THE RECORDS
---+---

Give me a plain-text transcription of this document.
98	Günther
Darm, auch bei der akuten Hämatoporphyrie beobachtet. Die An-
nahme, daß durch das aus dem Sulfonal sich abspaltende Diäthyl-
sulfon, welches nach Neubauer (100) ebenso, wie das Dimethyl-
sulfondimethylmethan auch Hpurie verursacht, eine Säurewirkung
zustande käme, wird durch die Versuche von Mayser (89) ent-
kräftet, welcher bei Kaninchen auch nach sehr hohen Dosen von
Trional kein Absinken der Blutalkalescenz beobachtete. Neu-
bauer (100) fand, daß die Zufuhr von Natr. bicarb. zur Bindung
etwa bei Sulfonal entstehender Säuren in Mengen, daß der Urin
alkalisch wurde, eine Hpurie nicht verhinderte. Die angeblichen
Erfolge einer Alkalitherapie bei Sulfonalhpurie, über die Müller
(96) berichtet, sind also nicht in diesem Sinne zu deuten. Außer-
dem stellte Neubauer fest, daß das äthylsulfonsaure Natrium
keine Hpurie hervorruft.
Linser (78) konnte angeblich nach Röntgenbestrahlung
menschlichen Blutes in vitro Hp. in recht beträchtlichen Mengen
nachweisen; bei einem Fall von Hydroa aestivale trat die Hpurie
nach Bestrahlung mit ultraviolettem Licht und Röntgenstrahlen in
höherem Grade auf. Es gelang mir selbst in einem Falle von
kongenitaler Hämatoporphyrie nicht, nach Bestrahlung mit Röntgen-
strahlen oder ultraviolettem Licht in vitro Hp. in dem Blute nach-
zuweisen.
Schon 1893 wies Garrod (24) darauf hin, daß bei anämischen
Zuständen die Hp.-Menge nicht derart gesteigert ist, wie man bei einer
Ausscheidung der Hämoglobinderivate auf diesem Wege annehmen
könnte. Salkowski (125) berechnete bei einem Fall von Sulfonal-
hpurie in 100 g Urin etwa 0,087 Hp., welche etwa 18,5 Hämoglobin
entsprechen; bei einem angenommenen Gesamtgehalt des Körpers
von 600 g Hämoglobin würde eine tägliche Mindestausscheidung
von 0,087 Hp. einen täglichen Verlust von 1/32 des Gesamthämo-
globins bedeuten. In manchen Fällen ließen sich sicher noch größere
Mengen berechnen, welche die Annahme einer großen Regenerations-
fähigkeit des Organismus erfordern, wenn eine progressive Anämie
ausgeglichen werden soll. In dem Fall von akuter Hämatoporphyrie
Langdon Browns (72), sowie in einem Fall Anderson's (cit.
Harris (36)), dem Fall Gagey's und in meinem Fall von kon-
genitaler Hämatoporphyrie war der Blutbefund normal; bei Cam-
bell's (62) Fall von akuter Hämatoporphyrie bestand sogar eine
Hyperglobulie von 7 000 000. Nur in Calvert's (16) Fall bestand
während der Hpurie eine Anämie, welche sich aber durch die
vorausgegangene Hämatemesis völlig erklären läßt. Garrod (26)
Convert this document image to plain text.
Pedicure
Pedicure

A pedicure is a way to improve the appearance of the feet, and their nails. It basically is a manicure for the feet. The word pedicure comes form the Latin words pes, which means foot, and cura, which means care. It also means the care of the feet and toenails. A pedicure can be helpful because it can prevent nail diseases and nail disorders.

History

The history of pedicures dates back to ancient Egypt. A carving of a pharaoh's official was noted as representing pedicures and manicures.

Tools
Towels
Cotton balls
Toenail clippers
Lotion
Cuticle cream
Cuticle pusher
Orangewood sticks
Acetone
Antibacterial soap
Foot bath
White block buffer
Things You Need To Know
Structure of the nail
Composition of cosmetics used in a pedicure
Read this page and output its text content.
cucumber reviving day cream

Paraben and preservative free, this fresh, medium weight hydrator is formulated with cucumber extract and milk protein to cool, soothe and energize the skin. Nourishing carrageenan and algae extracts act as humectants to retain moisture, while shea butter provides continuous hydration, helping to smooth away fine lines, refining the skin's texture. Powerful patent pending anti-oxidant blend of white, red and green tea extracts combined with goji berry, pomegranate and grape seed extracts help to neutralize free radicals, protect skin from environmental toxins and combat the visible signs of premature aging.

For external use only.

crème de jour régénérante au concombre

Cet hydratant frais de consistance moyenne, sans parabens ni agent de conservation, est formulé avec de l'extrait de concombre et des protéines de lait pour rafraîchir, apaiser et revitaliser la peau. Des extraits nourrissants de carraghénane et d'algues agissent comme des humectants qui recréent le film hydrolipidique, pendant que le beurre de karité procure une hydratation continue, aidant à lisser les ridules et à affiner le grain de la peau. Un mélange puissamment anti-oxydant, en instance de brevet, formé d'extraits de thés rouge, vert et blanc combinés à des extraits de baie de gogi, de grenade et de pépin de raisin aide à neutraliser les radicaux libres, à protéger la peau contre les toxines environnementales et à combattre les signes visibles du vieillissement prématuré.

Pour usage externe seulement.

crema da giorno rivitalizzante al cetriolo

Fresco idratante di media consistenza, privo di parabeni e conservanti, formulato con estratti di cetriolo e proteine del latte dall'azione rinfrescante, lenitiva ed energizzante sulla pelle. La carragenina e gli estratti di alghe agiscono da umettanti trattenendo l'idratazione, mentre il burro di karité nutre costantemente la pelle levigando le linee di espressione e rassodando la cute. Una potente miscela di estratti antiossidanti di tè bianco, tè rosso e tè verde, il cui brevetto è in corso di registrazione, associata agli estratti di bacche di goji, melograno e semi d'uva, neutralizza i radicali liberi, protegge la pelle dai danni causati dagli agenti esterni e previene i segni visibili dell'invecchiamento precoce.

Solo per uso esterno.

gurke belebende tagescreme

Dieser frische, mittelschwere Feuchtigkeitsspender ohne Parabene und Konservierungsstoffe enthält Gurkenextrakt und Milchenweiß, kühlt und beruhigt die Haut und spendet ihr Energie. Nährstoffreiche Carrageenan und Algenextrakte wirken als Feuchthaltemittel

---+---

Give the listing again, exactly as it was written.

Give me a plain-text transcription of this document.
98	Günther
Darm, auch bei der akuten Hämatoporphyrie beobachtet. Die An-
nahme, daß durch das aus dem Sulfonal sich abspaltende Diäthyl-
sulfon, welches nach Neubauer (100) ebenso, wie das Dimethyl-
sulfondimethylmethan auch Hpurie verursacht, eine Säurewirkung
zustande käme, wird durch die Versuche von Mayser (89) ent-
kräftet, welcher bei Kaninchen auch nach sehr hohen Dosen von
Trional kein Absinken der Blutalkalescenz beobachtete. Neu-
bauer (100) fand, daß die Zufuhr von Natr. bicarb. zur Bindung
etwa bei Sulfonal entstehender Säuren in Mengen, daß der Urin
alkalisch wurde, eine Hpurie nicht verhinderte. Die angeblichen
Erfolge einer Alkalitherapie bei Sulfonalhpurie, über die Müller
(96) berichtet, sind also nicht in diesem Sinne zu deuten. Außer-
dem stellte Neubauer fest, daß das äthylsulfonsaure Natrium
keine Hpurie hervorruft.
Linser (78) konnte angeblich nach Röntgenbestrahlung
menschlichen Blutes in vitro Hp. in recht beträchtlichen Mengen
nachweisen; bei einem Fall von Hydroa aestivale trat die Hpurie
nach Bestrahlung mit ultraviolettem Licht und Röntgenstrahlen in
höherem Grade auf. Es gelang mir selbst in einem Falle von
kongenitaler Hämatoporphyrie nicht, nach Bestrahlung mit Röntgen-
strahlen oder ultraviolettem Licht in vitro Hp. in dem Blute nach-
zuweisen.
Schon 1893 wies Garrod (24) darauf hin, daß bei anämischen
Zuständen die Hp.-Menge nicht derart gesteigert ist, wie man bei einer
Ausscheidung der Hämoglobinderivate auf diesem Wege annehmen
könnte. Salkowski (125) berechnete bei einem Fall von Sulfonal-
hpurie in 100 g Urin etwa 0,087 Hp., welche etwa 18,5 Hämoglobin
entsprechen; bei einem angenommenen Gesamtgehalt des Körpers
von 600 g Hämoglobin würde eine tägliche Mindestausscheidung
von 0,087 Hp. einen täglichen Verlust von 1/32 des Gesamthämo-
globins bedeuten. In manchen Fällen ließen sich sicher noch größere
Mengen berechnen, welche die Annahme einer großen Regenerations-
fähigkeit des Organismus erfordern, wenn eine progressive Anämie
ausgeglichen werden soll. In dem Fall von akuter Hämatoporphyrie
Langdon Browns (72), sowie in einem Fall Anderson's (cit.
Harris (36)), dem Fall Gagey's und in meinem Fall von kon-
genitaler Hämatoporphyrie war der Blutbefund normal; bei Cam-
bell's (62) Fall von akuter Hämatoporphyrie bestand sogar eine
Hyperglobulie von 7 000 000. Nur in Calvert's (16) Fall bestand
während der Hpurie eine Anämie, welche sich aber durch die
vorausgegangene Hämatemesis völlig erklären läßt. Garrod (26)
Convert this document image to plain text.
Pedicure
Pedicure

A pedicure is a way to improve the appearance of the feet, and their nails. It basically is a manicure for the feet. The word pedicure comes form the Latin words pes, which means foot, and cura, which means care. It also means the care of the feet and toenails. A pedicure can be helpful because it can prevent nail diseases and nail disorders.

History

The history of pedicures dates back to ancient Egypt. A carving of a pharaoh's official was noted as representing pedicures and manicures.

Tools
Towels
Cotton balls
Toenail clippers
Lotion
Cuticle cream
Cuticle pusher
Orangewood sticks
Acetone
Antibacterial soap
Foot bath
White block buffer
Things You Need To Know
Structure of the nail
Composition of cosmetics used in a pedicure
Read this page and output its text content.
cucumber reviving day cream

Paraben and preservative free, this fresh, medium weight hydrator is formulated with cucumber extract and milk protein to cool, soothe and energize the skin. Nourishing carrageenan and algae extracts act as humectants to retain moisture, while shea butter provides continuous hydration, helping to smooth away fine lines, refining the skin's texture. Powerful patent pending anti-oxidant blend of white, red and green tea extracts combined with goji berry, pomegranate and grape seed extracts help to neutralize free radicals, protect skin from environmental toxins and combat the visible signs of premature aging.

For external use only.

crème de jour régénérante au concombre

Cet hydratant frais de consistance moyenne, sans parabens ni agent de conservation, est formulé avec de l'extrait de concombre et des protéines de lait pour rafraîchir, apaiser et revitaliser la peau. Des extraits nourrissants de carraghénane et d'algues agissent comme des humectants qui recréent le film hydrolipidique, pendant que le beurre de karité procure une hydratation continue, aidant à lisser les ridules et à affiner le grain de la peau. Un mélange puissamment anti-oxydant, en instance de brevet, formé d'extraits de thés rouge, vert et blanc combinés à des extraits de baie de gogi, de grenade et de pépin de raisin aide à neutraliser les radicaux libres, à protéger la peau contre les toxines environnementales et à combattre les signes visibles du vieillissement prématuré.

Pour usage externe seulement.

crema da giorno rivitalizzante al cetriolo

Fresco idratante di media consistenza, privo di parabeni e conservanti, formulato con estratti di cetriolo e proteine del latte dall'azione rinfrescante, lenitiva ed energizzante sulla pelle. La carragenina e gli estratti di alghe agiscono da umettanti trattenendo l'idratazione, mentre il burro di karité nutre costantemente la pelle levigando le linee di espressione e rassodando la cute. Una potente miscela di estratti antiossidanti di tè bianco, tè rosso e tè verde, il cui brevetto è in corso di registrazione, associata agli estratti di bacche di goji, melograno e semi d'uva, neutralizza i radicali liberi, protegge la pelle dai danni causati dagli agenti esterni e previene i segni visibili dell'invecchiamento precoce.

Solo per uso esterno.

gurke belebende tagescreme

Dieser frische, mittelschwere Feuchtigkeitsspender ohne Parabene und Konservierungsstoffe enthält Gurkenextrakt und Milchenweiß, kühlt und beruhigt die Haut und spendet ihr Energie. Nährstoffreiche Carrageenan und Algenextrakte wirken als Feuchthaltemittel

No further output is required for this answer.